** Start of Material provided **

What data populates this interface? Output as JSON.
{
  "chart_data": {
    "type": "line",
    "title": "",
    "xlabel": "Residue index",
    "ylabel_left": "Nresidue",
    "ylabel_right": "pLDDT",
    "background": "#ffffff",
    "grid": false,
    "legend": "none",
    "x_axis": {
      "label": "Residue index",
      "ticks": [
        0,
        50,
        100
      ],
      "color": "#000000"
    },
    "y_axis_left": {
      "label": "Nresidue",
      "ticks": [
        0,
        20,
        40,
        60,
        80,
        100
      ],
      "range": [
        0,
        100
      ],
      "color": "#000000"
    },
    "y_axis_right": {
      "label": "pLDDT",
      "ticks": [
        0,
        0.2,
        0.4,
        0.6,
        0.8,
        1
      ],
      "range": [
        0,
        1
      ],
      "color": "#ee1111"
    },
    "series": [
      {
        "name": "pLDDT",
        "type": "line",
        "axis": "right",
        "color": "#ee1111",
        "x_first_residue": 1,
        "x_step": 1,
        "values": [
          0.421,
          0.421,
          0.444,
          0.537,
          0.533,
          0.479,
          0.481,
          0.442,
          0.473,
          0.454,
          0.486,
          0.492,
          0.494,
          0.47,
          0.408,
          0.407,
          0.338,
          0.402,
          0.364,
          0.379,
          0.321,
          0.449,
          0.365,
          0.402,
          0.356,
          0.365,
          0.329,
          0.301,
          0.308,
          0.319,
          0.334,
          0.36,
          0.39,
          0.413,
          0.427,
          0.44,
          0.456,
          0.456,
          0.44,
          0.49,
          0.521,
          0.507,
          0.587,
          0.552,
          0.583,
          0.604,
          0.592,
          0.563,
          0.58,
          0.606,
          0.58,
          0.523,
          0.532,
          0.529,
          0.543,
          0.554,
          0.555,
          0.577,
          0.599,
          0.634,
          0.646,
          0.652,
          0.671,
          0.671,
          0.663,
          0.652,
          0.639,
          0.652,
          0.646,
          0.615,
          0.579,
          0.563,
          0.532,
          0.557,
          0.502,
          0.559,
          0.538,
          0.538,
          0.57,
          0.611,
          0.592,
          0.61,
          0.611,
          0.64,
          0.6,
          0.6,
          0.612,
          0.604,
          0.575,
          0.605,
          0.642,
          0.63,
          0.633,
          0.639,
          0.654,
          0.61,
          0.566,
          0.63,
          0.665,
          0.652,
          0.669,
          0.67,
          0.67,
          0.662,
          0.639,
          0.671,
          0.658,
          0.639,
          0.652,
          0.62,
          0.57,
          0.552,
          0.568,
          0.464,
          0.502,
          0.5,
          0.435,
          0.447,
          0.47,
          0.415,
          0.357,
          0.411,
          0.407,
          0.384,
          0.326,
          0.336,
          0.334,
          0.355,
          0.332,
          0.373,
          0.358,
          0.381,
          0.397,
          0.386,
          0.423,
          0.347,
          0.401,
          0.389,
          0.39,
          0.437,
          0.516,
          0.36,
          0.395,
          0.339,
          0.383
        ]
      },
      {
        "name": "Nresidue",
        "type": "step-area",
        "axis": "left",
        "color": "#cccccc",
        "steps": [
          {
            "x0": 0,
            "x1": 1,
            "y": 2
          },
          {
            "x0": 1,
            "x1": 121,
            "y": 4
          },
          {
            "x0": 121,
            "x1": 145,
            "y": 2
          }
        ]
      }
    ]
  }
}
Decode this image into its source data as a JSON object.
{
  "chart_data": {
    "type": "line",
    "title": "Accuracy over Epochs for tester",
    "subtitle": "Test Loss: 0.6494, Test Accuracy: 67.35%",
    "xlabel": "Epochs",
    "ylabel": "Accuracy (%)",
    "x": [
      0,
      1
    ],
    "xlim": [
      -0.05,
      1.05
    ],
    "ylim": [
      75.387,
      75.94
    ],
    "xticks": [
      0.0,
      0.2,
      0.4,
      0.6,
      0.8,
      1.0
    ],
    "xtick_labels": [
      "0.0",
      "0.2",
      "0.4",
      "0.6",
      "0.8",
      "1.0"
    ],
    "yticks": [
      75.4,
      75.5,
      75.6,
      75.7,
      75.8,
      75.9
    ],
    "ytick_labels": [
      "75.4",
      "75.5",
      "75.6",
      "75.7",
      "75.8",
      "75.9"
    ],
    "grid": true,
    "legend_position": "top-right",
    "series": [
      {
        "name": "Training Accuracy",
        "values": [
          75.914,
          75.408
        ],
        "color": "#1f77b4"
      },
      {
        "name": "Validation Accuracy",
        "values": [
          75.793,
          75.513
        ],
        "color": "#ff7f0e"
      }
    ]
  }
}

** End of Material provided **

What is expected> Through the last line of the entries above, beginning at the line containing "Decode this image", transcribe each line exactly, both ends included and nothing more.

Task answer>
Decode this image into its source data as a JSON object.
{
  "chart_data": {
    "type": "line",
    "title": "Accuracy over Epochs for tester",
    "subtitle": "Test Loss: 0.6494, Test Accuracy: 67.35%",
    "xlabel": "Epochs",
    "ylabel": "Accuracy (%)",
    "x": [
      0,
      1
    ],
    "xlim": [
      -0.05,
      1.05
    ],
    "ylim": [
      75.387,
      75.94
    ],
    "xticks": [
      0.0,
      0.2,
      0.4,
      0.6,
      0.8,
      1.0
    ],
    "xtick_labels": [
      "0.0",
      "0.2",
      "0.4",
      "0.6",
      "0.8",
      "1.0"
    ],
    "yticks": [
      75.4,
      75.5,
      75.6,
      75.7,
      75.8,
      75.9
    ],
    "ytick_labels": [
      "75.4",
      "75.5",
      "75.6",
      "75.7",
      "75.8",
      "75.9"
    ],
    "grid": true,
    "legend_position": "top-right",
    "series": [
      {
        "name": "Training Accuracy",
        "values": [
          75.914,
          75.408
        ],
        "color": "#1f77b4"
      },
      {
        "name": "Validation Accuracy",
        "values": [
          75.793,
          75.513
        ],
        "color": "#ff7f0e"
      }
    ]
  }
}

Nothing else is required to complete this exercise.